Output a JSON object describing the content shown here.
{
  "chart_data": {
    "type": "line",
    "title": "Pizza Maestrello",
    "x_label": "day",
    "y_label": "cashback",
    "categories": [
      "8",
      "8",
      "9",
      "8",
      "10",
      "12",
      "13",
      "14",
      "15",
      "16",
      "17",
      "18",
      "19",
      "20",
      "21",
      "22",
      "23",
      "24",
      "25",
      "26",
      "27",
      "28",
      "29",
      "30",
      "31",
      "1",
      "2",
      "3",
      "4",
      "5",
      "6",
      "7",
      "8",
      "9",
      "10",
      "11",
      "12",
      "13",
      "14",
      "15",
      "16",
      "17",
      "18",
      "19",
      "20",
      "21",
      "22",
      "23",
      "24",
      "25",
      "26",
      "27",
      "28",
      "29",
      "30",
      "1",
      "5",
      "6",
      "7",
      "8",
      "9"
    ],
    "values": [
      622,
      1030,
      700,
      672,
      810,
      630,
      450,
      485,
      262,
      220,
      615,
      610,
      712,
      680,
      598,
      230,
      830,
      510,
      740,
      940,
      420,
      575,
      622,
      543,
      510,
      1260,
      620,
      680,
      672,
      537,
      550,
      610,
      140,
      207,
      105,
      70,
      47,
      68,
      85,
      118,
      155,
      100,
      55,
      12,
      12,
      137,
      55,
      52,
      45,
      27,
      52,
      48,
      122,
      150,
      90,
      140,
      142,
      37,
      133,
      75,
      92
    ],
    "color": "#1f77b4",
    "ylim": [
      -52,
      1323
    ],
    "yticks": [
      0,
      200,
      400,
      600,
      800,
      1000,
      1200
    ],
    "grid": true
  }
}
____
GOAL: Retype the records that precede this task, keeping them exactly the same.

ANSWER IN FULL:
Output a JSON object describing the content shown here.
{
  "chart_data": {
    "type": "line",
    "title": "Pizza Maestrello",
    "x_label": "day",
    "y_label": "cashback",
    "categories": [
      "8",
      "8",
      "9",
      "8",
      "10",
      "12",
      "13",
      "14",
      "15",
      "16",
      "17",
      "18",
      "19",
      "20",
      "21",
      "22",
      "23",
      "24",
      "25",
      "26",
      "27",
      "28",
      "29",
      "30",
      "31",
      "1",
      "2",
      "3",
      "4",
      "5",
      "6",
      "7",
      "8",
      "9",
      "10",
      "11",
      "12",
      "13",
      "14",
      "15",
      "16",
      "17",
      "18",
      "19",
      "20",
      "21",
      "22",
      "23",
      "24",
      "25",
      "26",
      "27",
      "28",
      "29",
      "30",
      "1",
      "5",
      "6",
      "7",
      "8",
      "9"
    ],
    "values": [
      622,
      1030,
      700,
      672,
      810,
      630,
      450,
      485,
      262,
      220,
      615,
      610,
      712,
      680,
      598,
      230,
      830,
      510,
      740,
      940,
      420,
      575,
      622,
      543,
      510,
      1260,
      620,
      680,
      672,
      537,
      550,
      610,
      140,
      207,
      105,
      70,
      47,
      68,
      85,
      118,
      155,
      100,
      55,
      12,
      12,
      137,
      55,
      52,
      45,
      27,
      52,
      48,
      122,
      150,
      90,
      140,
      142,
      37,
      133,
      75,
      92
    ],
    "color": "#1f77b4",
    "ylim": [
      -52,
      1323
    ],
    "yticks": [
      0,
      200,
      400,
      600,
      800,
      1000,
      1200
    ],
    "grid": true
  }
}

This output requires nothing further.